_Direction_
Without omitting anything, return the records precisely as given.

_Available data_

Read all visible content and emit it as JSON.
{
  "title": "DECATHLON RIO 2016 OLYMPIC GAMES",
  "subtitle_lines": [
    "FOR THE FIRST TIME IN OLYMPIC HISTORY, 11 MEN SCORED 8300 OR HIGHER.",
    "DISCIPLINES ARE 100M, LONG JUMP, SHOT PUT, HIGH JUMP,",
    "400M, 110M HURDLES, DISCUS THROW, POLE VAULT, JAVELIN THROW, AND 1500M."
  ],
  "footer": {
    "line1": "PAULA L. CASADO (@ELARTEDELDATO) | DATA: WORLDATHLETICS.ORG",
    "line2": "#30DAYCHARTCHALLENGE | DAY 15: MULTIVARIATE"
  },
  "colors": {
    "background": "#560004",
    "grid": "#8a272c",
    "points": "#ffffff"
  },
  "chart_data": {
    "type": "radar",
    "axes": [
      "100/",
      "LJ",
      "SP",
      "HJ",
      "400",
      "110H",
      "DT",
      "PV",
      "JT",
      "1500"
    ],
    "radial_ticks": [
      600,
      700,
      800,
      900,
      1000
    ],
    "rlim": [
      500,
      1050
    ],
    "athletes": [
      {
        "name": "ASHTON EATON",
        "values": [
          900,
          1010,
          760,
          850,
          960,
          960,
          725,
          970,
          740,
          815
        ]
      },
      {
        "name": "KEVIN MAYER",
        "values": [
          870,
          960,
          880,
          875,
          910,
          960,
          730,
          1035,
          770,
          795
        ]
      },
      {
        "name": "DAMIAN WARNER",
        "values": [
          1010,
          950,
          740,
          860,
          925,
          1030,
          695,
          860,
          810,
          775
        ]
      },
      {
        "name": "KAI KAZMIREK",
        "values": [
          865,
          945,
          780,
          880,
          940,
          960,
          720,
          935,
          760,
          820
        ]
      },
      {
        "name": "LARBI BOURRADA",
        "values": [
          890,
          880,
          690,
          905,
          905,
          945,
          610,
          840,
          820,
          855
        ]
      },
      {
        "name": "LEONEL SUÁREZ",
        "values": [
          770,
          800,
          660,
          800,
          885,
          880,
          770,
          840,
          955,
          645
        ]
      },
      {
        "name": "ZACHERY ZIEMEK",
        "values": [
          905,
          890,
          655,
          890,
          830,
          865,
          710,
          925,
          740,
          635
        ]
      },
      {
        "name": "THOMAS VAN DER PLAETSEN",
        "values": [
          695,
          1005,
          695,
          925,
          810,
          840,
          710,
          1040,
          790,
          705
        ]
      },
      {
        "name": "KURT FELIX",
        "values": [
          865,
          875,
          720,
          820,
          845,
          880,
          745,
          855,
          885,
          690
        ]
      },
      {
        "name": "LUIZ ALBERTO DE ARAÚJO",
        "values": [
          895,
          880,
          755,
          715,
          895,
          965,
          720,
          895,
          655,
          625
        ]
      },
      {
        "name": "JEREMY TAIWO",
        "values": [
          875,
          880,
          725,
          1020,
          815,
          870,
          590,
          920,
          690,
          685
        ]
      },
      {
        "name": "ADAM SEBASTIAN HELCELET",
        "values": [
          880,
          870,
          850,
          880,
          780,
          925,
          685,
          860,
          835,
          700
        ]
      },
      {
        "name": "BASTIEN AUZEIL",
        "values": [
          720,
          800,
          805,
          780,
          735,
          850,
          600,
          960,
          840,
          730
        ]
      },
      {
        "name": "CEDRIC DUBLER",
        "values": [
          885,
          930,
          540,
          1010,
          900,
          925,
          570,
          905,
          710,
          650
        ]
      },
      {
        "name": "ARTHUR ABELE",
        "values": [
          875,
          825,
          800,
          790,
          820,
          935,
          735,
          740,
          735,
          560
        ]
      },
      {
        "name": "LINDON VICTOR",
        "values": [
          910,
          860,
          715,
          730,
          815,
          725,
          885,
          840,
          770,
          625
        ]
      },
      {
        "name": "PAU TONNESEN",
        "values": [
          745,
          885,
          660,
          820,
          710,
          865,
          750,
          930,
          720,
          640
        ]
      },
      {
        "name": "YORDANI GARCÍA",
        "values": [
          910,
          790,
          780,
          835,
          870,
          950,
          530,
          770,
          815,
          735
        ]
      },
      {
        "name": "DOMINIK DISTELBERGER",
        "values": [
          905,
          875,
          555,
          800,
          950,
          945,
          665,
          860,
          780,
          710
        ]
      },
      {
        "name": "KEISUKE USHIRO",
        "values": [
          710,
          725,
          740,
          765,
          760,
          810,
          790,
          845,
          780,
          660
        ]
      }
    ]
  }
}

_Full output_
Read all visible content and emit it as JSON.
{
  "title": "DECATHLON RIO 2016 OLYMPIC GAMES",
  "subtitle_lines": [
    "FOR THE FIRST TIME IN OLYMPIC HISTORY, 11 MEN SCORED 8300 OR HIGHER.",
    "DISCIPLINES ARE 100M, LONG JUMP, SHOT PUT, HIGH JUMP,",
    "400M, 110M HURDLES, DISCUS THROW, POLE VAULT, JAVELIN THROW, AND 1500M."
  ],
  "footer": {
    "line1": "PAULA L. CASADO (@ELARTEDELDATO) | DATA: WORLDATHLETICS.ORG",
    "line2": "#30DAYCHARTCHALLENGE | DAY 15: MULTIVARIATE"
  },
  "colors": {
    "background": "#560004",
    "grid": "#8a272c",
    "points": "#ffffff"
  },
  "chart_data": {
    "type": "radar",
    "axes": [
      "100/",
      "LJ",
      "SP",
      "HJ",
      "400",
      "110H",
      "DT",
      "PV",
      "JT",
      "1500"
    ],
    "radial_ticks": [
      600,
      700,
      800,
      900,
      1000
    ],
    "rlim": [
      500,
      1050
    ],
    "athletes": [
      {
        "name": "ASHTON EATON",
        "values": [
          900,
          1010,
          760,
          850,
          960,
          960,
          725,
          970,
          740,
          815
        ]
      },
      {
        "name": "KEVIN MAYER",
        "values": [
          870,
          960,
          880,
          875,
          910,
          960,
          730,
          1035,
          770,
          795
        ]
      },
      {
        "name": "DAMIAN WARNER",
        "values": [
          1010,
          950,
          740,
          860,
          925,
          1030,
          695,
          860,
          810,
          775
        ]
      },
      {
        "name": "KAI KAZMIREK",
        "values": [
          865,
          945,
          780,
          880,
          940,
          960,
          720,
          935,
          760,
          820
        ]
      },
      {
        "name": "LARBI BOURRADA",
        "values": [
          890,
          880,
          690,
          905,
          905,
          945,
          610,
          840,
          820,
          855
        ]
      },
      {
        "name": "LEONEL SUÁREZ",
        "values": [
          770,
          800,
          660,
          800,
          885,
          880,
          770,
          840,
          955,
          645
        ]
      },
      {
        "name": "ZACHERY ZIEMEK",
        "values": [
          905,
          890,
          655,
          890,
          830,
          865,
          710,
          925,
          740,
          635
        ]
      },
      {
        "name": "THOMAS VAN DER PLAETSEN",
        "values": [
          695,
          1005,
          695,
          925,
          810,
          840,
          710,
          1040,
          790,
          705
        ]
      },
      {
        "name": "KURT FELIX",
        "values": [
          865,
          875,
          720,
          820,
          845,
          880,
          745,
          855,
          885,
          690
        ]
      },
      {
        "name": "LUIZ ALBERTO DE ARAÚJO",
        "values": [
          895,
          880,
          755,
          715,
          895,
          965,
          720,
          895,
          655,
          625
        ]
      },
      {
        "name": "JEREMY TAIWO",
        "values": [
          875,
          880,
          725,
          1020,
          815,
          870,
          590,
          920,
          690,
          685
        ]
      },
      {
        "name": "ADAM SEBASTIAN HELCELET",
        "values": [
          880,
          870,
          850,
          880,
          780,
          925,
          685,
          860,
          835,
          700
        ]
      },
      {
        "name": "BASTIEN AUZEIL",
        "values": [
          720,
          800,
          805,
          780,
          735,
          850,
          600,
          960,
          840,
          730
        ]
      },
      {
        "name": "CEDRIC DUBLER",
        "values": [
          885,
          930,
          540,
          1010,
          900,
          925,
          570,
          905,
          710,
          650
        ]
      },
      {
        "name": "ARTHUR ABELE",
        "values": [
          875,
          825,
          800,
          790,
          820,
          935,
          735,
          740,
          735,
          560
        ]
      },
      {
        "name": "LINDON VICTOR",
        "values": [
          910,
          860,
          715,
          730,
          815,
          725,
          885,
          840,
          770,
          625
        ]
      },
      {
        "name": "PAU TONNESEN",
        "values": [
          745,
          885,
          660,
          820,
          710,
          865,
          750,
          930,
          720,
          640
        ]
      },
      {
        "name": "YORDANI GARCÍA",
        "values": [
          910,
          790,
          780,
          835,
          870,
          950,
          530,
          770,
          815,
          735
        ]
      },
      {
        "name": "DOMINIK DISTELBERGER",
        "values": [
          905,
          875,
          555,
          800,
          950,
          945,
          665,
          860,
          780,
          710
        ]
      },
      {
        "name": "KEISUKE USHIRO",
        "values": [
          710,
          725,
          740,
          765,
          760,
          810,
          790,
          845,
          780,
          660
        ]
      }
    ]
  }
}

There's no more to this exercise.